**TASK INSTRUCTIONS:** Pick out each line of the material below that contains the string "traditional", and copy those lines. Case counts.

**EXERCISE MATERIALS:**
#####

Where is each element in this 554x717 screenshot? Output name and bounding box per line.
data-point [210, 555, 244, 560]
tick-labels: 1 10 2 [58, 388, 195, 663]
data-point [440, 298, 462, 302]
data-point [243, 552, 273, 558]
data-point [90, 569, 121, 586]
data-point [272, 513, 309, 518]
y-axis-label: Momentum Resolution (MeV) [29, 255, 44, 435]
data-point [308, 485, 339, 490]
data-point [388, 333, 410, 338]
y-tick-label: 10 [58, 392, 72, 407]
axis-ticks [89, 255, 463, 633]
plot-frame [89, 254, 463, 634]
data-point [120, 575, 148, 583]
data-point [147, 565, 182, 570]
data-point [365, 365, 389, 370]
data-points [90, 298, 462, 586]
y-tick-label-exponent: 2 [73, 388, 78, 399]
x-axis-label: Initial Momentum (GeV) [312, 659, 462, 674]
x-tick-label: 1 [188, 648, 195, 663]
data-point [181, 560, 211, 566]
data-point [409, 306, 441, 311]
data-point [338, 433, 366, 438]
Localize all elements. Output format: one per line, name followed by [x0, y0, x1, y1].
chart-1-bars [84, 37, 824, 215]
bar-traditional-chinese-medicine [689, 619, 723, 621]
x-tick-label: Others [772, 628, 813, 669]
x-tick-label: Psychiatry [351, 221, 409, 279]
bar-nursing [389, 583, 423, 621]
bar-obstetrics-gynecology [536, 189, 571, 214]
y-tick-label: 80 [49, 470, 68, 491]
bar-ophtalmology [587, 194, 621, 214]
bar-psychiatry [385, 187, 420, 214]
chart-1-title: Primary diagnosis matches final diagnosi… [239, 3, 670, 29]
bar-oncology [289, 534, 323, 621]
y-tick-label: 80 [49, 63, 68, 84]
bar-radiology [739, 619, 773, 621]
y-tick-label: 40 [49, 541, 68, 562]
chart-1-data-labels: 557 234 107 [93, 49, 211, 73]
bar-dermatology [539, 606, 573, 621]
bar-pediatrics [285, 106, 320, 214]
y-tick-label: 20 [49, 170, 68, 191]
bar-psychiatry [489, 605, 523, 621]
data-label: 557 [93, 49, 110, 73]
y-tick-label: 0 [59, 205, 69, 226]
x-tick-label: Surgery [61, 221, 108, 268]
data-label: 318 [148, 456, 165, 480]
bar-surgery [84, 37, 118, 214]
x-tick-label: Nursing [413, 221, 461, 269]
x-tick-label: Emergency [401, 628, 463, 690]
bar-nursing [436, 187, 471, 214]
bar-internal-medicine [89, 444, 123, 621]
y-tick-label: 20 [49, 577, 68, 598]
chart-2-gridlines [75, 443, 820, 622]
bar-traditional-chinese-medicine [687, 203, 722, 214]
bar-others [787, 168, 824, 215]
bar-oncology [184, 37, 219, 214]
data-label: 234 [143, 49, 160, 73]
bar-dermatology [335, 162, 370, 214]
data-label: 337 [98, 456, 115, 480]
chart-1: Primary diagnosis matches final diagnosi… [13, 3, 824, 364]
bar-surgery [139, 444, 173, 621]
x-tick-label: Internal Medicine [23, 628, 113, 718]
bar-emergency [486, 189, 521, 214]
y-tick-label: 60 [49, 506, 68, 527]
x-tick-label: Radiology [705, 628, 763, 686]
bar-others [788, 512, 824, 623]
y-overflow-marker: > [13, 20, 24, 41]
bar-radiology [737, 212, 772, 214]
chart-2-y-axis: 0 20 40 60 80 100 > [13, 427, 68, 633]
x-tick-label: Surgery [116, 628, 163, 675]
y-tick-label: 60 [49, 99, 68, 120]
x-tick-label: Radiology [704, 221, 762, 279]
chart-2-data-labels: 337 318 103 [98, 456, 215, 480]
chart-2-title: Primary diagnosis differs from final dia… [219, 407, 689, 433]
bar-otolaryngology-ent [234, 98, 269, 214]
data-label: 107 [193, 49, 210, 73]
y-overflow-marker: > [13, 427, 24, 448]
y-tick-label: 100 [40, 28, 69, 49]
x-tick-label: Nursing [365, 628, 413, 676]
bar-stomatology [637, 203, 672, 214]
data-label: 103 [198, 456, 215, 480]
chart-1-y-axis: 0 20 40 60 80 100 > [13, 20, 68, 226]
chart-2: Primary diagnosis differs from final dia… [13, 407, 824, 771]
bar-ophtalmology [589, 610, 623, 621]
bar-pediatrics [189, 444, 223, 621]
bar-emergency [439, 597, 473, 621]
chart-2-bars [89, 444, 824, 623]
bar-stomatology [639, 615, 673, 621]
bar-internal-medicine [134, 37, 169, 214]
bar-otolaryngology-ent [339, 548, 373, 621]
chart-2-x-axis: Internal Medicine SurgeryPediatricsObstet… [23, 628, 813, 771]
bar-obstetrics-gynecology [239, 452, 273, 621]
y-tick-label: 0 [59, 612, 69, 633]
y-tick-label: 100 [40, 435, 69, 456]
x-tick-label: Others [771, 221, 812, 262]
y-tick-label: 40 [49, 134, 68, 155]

#####

**RESPONSE FOR THIS EXERCISE:**
bar-traditional-chinese-medicine [689, 619, 723, 621]
bar-traditional-chinese-medicine [687, 203, 722, 214]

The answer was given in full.